■ **What you should do**
Identify each line below that contains the word "рейтинговыми", and copy it out.

■ **Recorded data**
===============
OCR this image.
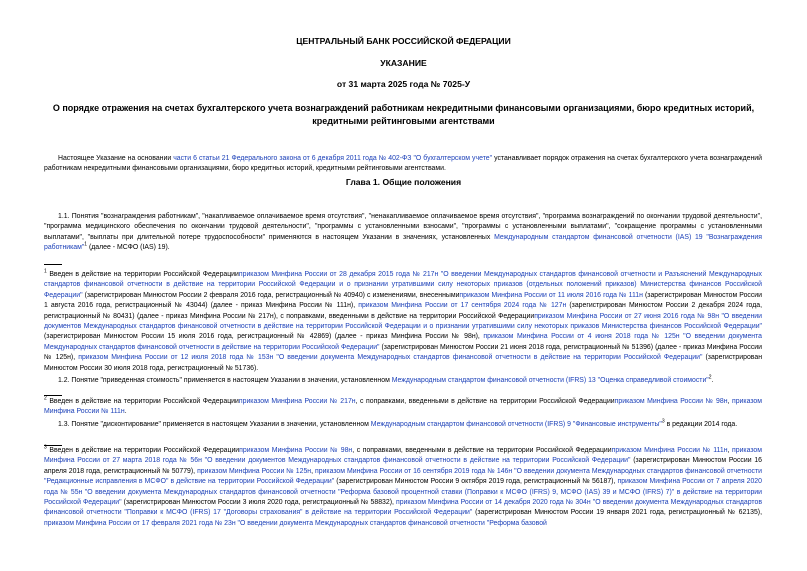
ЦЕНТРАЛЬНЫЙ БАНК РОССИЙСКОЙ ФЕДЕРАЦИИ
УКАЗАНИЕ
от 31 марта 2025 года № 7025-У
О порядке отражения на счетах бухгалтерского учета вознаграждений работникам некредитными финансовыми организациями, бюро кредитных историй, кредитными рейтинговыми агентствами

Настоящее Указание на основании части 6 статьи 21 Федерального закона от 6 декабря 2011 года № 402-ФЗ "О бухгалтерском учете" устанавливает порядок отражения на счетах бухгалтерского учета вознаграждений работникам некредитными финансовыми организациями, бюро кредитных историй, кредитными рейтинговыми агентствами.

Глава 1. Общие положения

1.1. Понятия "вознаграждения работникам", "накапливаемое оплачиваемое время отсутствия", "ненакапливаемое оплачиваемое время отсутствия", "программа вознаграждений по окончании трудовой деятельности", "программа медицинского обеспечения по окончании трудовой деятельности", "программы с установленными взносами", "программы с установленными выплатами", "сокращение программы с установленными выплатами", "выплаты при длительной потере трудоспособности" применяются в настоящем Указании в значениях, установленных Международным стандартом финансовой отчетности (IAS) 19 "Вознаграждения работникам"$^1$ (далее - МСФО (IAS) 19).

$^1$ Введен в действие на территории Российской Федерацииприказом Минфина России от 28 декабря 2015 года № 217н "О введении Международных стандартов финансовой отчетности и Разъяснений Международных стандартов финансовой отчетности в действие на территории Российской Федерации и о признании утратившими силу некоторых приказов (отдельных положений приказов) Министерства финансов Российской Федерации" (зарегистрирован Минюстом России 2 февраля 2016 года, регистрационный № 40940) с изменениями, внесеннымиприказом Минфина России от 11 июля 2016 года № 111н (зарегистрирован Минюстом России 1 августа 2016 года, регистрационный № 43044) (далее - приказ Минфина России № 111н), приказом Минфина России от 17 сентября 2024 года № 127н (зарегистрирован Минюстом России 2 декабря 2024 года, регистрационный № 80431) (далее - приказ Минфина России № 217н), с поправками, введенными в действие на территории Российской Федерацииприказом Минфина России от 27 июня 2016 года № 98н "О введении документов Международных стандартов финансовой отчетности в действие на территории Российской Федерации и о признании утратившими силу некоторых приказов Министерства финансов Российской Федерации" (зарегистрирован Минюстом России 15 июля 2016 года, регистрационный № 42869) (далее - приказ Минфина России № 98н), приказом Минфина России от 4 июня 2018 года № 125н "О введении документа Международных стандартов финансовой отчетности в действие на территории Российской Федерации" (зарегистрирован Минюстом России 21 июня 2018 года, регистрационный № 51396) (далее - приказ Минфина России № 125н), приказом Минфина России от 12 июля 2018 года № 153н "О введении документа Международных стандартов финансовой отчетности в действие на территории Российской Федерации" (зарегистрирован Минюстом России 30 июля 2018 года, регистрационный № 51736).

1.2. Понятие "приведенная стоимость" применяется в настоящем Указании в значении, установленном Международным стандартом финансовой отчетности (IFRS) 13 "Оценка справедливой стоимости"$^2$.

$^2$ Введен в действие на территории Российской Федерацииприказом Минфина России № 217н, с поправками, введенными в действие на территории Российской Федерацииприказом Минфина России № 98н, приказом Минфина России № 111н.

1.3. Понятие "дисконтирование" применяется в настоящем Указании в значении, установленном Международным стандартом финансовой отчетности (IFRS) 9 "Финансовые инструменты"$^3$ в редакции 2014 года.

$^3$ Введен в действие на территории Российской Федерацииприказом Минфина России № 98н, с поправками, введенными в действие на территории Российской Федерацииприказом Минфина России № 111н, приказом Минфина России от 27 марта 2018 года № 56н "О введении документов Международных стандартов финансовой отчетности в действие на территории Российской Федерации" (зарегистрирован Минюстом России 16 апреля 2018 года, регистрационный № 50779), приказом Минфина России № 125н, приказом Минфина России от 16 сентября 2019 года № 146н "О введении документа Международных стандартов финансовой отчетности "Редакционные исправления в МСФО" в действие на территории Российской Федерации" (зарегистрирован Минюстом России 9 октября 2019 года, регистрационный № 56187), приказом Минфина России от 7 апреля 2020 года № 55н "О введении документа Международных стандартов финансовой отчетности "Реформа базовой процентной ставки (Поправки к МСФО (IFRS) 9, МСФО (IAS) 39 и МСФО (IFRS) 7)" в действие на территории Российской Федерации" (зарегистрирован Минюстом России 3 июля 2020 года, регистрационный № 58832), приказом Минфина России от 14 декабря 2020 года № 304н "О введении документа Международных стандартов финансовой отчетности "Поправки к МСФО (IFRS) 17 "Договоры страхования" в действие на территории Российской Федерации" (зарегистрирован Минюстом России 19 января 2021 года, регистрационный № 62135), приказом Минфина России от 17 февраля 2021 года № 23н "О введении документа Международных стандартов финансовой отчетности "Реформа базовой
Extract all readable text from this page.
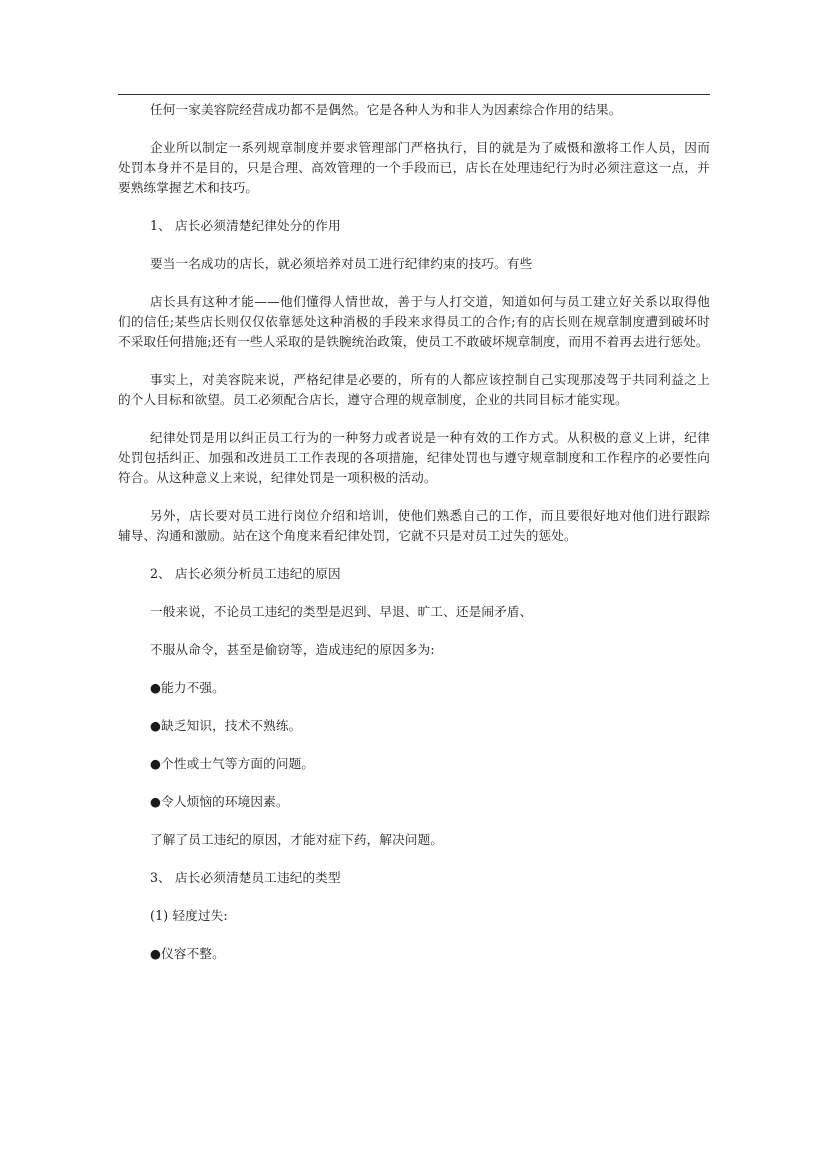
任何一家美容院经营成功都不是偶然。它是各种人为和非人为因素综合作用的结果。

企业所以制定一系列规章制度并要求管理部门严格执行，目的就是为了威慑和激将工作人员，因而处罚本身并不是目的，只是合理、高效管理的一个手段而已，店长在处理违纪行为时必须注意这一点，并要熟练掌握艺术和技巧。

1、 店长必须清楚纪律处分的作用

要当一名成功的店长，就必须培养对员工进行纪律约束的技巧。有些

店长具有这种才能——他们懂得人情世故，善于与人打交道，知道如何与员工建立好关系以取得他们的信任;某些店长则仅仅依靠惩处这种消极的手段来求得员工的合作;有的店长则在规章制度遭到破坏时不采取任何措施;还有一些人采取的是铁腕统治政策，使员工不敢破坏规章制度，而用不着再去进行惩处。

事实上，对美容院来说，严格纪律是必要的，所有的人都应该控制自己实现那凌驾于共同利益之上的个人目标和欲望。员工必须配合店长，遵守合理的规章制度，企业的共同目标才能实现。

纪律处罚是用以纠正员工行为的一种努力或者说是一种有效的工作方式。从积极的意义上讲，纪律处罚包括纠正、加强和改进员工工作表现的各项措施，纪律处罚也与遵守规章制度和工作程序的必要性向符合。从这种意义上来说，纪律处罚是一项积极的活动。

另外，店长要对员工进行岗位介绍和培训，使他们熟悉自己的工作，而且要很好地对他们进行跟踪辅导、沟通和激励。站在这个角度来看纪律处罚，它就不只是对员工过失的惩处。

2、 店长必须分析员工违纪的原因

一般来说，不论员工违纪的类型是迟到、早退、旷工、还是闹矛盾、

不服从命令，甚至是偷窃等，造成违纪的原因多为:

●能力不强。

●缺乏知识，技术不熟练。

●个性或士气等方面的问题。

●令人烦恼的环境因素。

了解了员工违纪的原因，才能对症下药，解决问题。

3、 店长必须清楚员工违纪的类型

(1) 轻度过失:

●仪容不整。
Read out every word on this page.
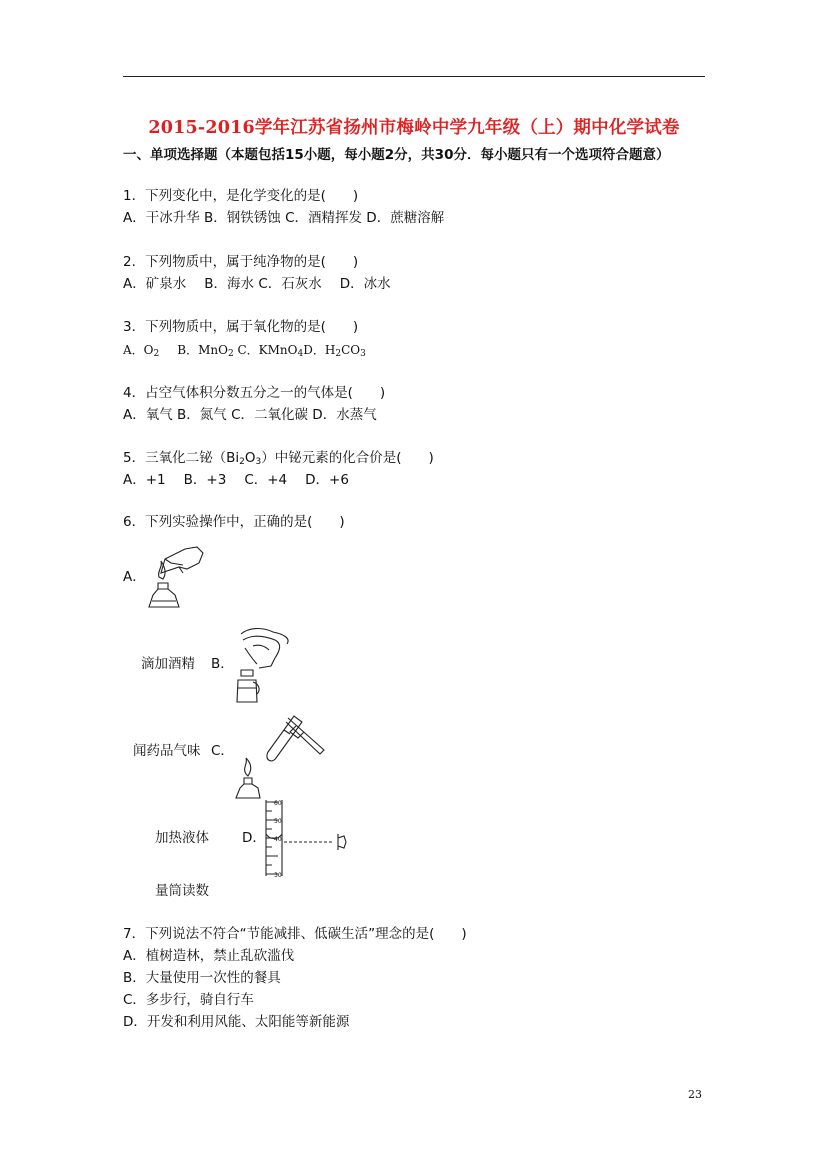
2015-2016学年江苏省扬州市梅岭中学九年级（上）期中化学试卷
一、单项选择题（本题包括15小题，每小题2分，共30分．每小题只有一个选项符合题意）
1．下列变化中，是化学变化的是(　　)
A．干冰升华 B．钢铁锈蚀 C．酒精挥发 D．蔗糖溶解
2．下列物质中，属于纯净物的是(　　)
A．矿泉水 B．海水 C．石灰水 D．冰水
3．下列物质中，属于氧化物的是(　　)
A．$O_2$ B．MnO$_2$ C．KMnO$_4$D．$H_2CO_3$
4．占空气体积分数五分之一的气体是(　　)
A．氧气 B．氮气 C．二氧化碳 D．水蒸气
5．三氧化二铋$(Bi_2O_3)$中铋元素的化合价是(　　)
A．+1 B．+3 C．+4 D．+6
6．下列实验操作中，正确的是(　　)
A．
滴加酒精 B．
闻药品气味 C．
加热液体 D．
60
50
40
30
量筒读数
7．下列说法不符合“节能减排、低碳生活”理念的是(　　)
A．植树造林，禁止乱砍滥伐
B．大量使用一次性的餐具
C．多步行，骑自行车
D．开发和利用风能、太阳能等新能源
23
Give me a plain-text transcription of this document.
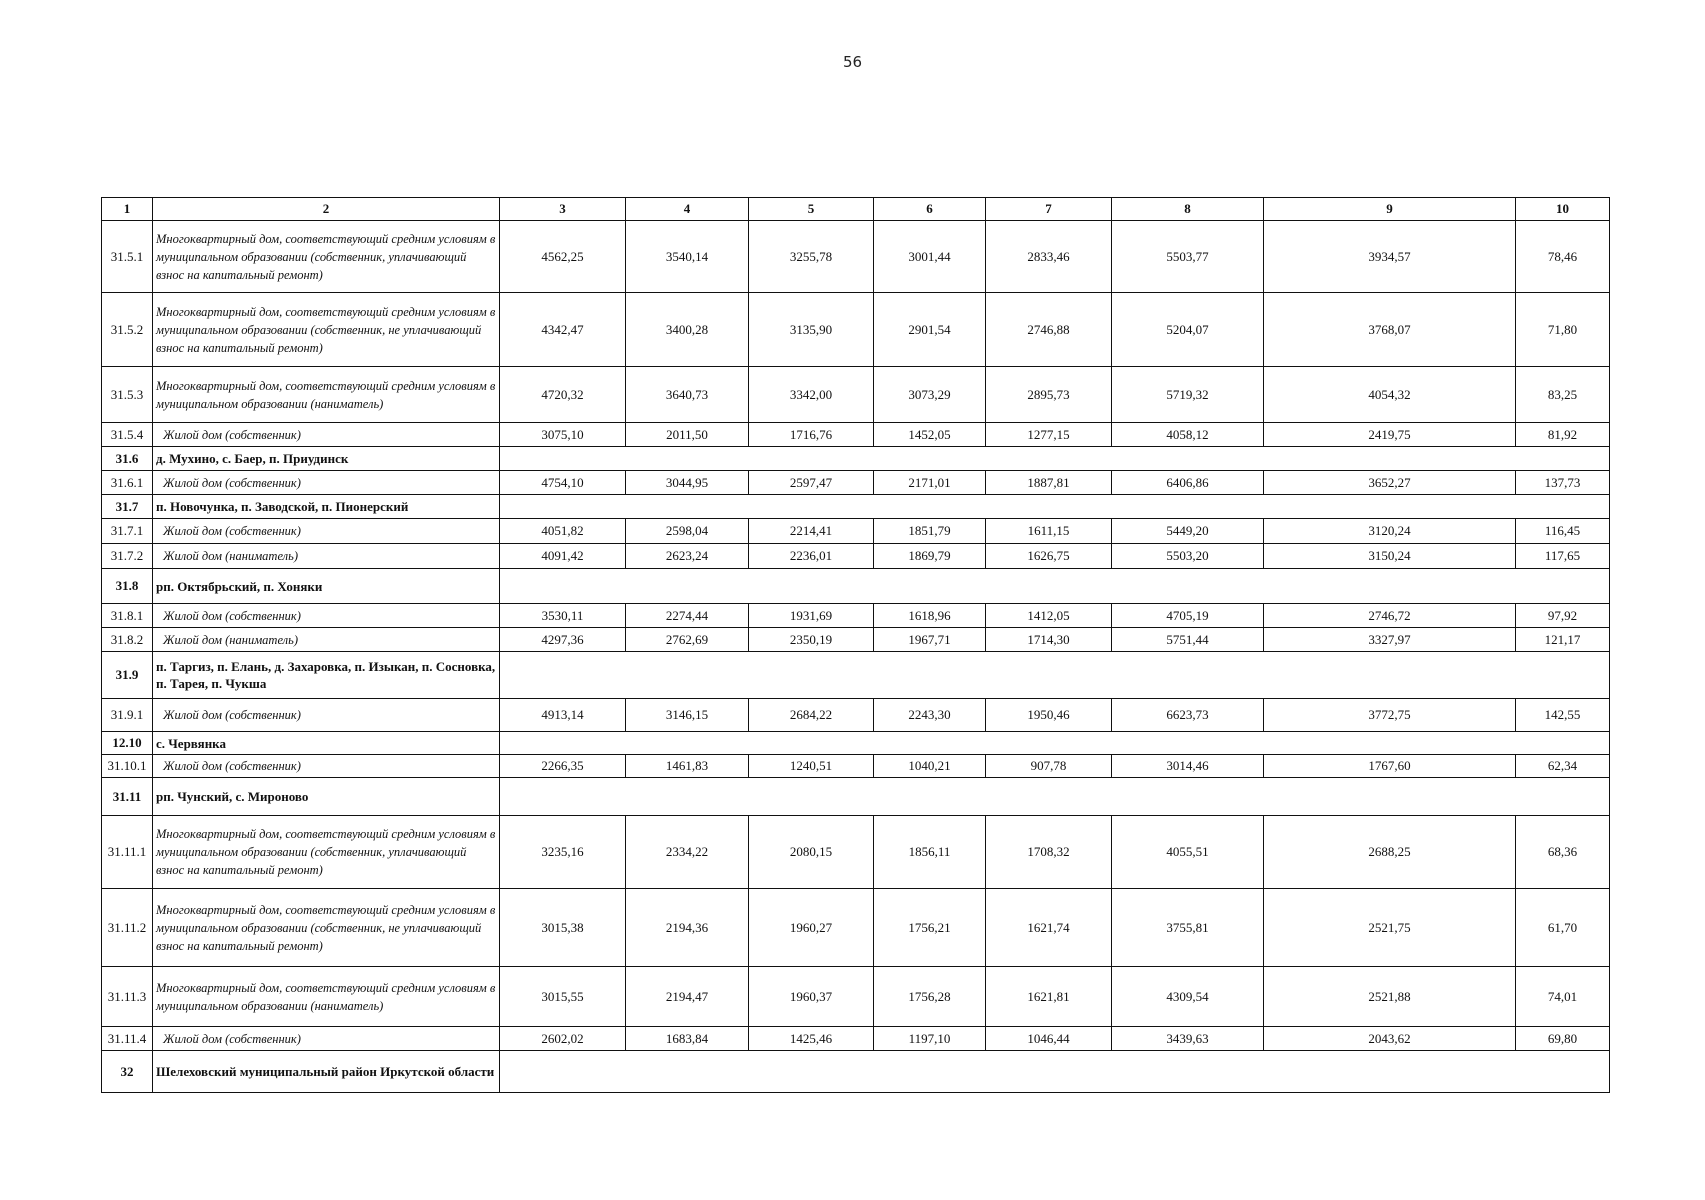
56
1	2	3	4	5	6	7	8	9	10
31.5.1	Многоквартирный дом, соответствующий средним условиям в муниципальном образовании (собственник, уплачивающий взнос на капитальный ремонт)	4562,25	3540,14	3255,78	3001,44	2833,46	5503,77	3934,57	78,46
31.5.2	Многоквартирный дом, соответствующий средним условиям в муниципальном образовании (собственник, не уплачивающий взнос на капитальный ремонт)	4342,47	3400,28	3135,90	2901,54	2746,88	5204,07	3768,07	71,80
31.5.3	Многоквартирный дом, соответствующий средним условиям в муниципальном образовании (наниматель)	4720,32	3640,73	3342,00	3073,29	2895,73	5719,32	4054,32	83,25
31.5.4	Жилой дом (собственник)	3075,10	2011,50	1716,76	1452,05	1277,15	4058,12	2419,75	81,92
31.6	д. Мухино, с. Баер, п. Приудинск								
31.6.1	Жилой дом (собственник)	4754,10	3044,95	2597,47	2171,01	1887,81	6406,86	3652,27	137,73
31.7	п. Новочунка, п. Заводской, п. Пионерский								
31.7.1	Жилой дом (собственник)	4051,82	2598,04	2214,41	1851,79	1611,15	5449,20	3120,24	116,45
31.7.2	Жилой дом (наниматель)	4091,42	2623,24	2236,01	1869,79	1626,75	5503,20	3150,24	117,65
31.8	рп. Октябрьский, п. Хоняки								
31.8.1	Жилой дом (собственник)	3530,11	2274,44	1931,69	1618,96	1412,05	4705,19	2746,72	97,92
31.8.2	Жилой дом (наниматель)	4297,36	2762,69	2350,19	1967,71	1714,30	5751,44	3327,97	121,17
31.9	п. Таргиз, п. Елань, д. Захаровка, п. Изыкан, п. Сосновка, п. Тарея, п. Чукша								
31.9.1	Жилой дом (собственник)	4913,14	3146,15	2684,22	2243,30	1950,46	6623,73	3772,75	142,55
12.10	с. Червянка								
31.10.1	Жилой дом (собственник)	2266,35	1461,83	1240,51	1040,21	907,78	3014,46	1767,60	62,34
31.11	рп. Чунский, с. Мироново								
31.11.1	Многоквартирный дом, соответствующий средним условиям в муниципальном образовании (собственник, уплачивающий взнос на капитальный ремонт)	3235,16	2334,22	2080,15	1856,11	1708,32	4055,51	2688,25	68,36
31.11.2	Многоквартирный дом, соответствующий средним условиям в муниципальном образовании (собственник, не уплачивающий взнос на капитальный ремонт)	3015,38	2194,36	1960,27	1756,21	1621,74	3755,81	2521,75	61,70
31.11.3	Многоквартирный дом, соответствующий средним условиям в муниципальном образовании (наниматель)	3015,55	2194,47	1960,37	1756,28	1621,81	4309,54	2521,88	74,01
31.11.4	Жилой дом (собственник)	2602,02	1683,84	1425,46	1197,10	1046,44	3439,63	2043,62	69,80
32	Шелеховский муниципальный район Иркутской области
===============
■ **The completed task**
О порядке отражения на счетах бухгалтерского учета вознаграждений работникам некредитными финансовыми организациями, бюро кредитных историй, кредитными рейтинговыми агентствами
Настоящее Указание на основании части 6 статьи 21 Федерального закона от 6 декабря 2011 года № 402-ФЗ "О бухгалтерском учете" устанавливает порядок отражения на счетах бухгалтерского учета вознаграждений работникам некредитными финансовыми организациями, бюро кредитных историй, кредитными рейтинговыми агентствами.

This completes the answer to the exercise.